## Dataset entries on figures
# # #
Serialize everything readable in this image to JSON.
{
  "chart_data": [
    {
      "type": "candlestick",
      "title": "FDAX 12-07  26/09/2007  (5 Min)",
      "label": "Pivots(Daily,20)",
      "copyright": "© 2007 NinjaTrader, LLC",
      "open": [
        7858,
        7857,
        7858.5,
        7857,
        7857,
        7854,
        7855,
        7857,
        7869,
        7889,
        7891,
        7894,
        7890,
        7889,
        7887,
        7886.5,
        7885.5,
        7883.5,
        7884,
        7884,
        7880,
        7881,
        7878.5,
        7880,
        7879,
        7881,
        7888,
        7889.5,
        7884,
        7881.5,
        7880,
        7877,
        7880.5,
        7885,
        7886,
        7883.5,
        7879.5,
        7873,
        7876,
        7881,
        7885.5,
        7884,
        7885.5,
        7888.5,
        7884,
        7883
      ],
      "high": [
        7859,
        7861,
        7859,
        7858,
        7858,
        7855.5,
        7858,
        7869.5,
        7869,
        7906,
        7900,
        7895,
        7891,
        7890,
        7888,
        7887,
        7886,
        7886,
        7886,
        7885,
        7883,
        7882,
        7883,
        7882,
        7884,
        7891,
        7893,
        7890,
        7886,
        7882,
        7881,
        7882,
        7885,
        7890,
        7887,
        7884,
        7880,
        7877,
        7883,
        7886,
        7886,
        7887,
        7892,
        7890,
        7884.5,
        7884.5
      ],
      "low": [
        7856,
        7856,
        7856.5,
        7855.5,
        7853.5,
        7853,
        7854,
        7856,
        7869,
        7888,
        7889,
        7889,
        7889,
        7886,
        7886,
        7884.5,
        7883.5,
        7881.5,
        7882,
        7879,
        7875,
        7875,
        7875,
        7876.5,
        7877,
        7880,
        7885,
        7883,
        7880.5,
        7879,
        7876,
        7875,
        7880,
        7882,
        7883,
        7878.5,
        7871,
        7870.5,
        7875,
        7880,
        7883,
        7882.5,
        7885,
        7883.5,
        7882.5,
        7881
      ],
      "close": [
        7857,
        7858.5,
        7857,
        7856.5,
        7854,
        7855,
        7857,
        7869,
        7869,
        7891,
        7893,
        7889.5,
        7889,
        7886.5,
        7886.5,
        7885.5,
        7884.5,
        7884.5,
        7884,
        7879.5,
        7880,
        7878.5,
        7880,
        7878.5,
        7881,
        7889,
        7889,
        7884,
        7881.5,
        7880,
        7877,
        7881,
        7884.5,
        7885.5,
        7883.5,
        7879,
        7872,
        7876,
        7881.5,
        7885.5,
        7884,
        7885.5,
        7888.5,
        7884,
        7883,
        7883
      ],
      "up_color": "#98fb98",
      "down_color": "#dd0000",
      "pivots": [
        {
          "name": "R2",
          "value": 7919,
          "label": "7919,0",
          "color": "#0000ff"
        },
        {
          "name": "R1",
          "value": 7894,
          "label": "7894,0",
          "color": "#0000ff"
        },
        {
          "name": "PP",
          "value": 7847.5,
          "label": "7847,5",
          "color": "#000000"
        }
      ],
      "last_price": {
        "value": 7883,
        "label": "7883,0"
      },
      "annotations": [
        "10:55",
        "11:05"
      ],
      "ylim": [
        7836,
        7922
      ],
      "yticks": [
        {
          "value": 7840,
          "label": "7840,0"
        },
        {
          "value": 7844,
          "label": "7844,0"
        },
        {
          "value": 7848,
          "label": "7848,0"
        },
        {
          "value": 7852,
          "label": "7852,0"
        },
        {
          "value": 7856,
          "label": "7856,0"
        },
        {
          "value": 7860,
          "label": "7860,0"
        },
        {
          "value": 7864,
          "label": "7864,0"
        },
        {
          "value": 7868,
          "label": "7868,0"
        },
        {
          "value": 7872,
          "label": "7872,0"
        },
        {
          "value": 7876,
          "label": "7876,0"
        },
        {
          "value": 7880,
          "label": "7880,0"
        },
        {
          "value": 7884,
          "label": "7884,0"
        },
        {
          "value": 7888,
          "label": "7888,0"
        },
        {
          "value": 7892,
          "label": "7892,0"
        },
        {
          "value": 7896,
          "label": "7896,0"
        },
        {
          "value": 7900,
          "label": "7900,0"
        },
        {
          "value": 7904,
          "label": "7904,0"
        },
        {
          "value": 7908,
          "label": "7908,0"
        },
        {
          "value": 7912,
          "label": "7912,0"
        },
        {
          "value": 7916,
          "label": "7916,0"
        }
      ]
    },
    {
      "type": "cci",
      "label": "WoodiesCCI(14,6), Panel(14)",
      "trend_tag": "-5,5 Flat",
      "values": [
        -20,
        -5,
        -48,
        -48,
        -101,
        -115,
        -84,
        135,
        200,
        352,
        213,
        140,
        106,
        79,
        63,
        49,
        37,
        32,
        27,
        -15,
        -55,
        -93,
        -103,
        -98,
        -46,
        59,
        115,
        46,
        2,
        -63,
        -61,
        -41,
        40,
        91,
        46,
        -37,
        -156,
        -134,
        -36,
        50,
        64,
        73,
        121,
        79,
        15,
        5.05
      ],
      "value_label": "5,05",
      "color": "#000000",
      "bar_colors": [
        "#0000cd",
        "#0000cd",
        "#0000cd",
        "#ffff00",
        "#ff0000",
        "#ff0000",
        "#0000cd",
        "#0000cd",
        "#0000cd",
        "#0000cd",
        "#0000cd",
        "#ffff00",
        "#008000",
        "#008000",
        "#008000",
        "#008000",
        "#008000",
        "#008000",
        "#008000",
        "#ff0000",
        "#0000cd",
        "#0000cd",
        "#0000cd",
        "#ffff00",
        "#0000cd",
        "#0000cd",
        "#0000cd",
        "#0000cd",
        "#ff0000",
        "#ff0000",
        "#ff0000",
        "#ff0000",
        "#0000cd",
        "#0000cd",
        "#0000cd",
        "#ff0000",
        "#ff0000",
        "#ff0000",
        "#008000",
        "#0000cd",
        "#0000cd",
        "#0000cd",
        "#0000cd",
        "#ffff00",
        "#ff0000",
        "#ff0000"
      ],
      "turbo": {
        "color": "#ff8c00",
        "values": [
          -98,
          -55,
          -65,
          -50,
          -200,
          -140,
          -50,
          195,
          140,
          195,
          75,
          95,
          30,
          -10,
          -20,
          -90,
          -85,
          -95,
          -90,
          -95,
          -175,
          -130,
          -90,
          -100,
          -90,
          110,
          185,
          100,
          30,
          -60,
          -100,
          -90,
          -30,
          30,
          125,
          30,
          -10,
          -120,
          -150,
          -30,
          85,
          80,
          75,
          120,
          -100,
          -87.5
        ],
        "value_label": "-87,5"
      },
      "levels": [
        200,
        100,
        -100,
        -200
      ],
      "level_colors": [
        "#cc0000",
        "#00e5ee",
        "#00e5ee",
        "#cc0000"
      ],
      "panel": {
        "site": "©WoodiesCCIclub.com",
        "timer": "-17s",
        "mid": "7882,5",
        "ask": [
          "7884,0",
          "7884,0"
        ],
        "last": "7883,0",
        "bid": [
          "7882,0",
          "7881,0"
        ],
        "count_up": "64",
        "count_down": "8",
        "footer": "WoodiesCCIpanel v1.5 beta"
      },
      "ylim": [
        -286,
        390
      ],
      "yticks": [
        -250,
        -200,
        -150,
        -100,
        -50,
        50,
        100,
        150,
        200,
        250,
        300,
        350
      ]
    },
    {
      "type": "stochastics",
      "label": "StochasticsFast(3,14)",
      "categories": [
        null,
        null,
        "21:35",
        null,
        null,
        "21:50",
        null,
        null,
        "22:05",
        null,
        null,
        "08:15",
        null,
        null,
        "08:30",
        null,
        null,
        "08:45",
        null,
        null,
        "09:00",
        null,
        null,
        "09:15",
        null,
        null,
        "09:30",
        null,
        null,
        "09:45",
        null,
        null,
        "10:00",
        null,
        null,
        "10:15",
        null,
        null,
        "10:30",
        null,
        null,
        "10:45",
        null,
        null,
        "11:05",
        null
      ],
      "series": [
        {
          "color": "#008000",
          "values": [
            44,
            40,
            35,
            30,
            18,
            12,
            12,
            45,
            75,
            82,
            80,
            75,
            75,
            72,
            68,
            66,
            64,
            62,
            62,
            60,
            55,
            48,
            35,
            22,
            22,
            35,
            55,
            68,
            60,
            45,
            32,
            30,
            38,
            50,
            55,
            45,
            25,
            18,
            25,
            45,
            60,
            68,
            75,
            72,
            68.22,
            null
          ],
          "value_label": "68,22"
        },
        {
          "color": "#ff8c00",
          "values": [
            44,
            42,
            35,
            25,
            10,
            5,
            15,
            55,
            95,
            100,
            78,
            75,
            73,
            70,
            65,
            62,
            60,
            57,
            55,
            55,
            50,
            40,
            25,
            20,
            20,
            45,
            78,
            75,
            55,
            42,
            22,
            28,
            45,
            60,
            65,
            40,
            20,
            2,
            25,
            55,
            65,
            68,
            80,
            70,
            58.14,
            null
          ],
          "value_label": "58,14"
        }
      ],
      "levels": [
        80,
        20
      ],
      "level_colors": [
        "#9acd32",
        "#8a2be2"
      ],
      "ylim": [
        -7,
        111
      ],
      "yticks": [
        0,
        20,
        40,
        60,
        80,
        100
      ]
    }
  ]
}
# # #
Show all lines in the entries above where the string "type" appears.

      "type": "candlestick",
      "type": "cci",
      "type": "stochastics",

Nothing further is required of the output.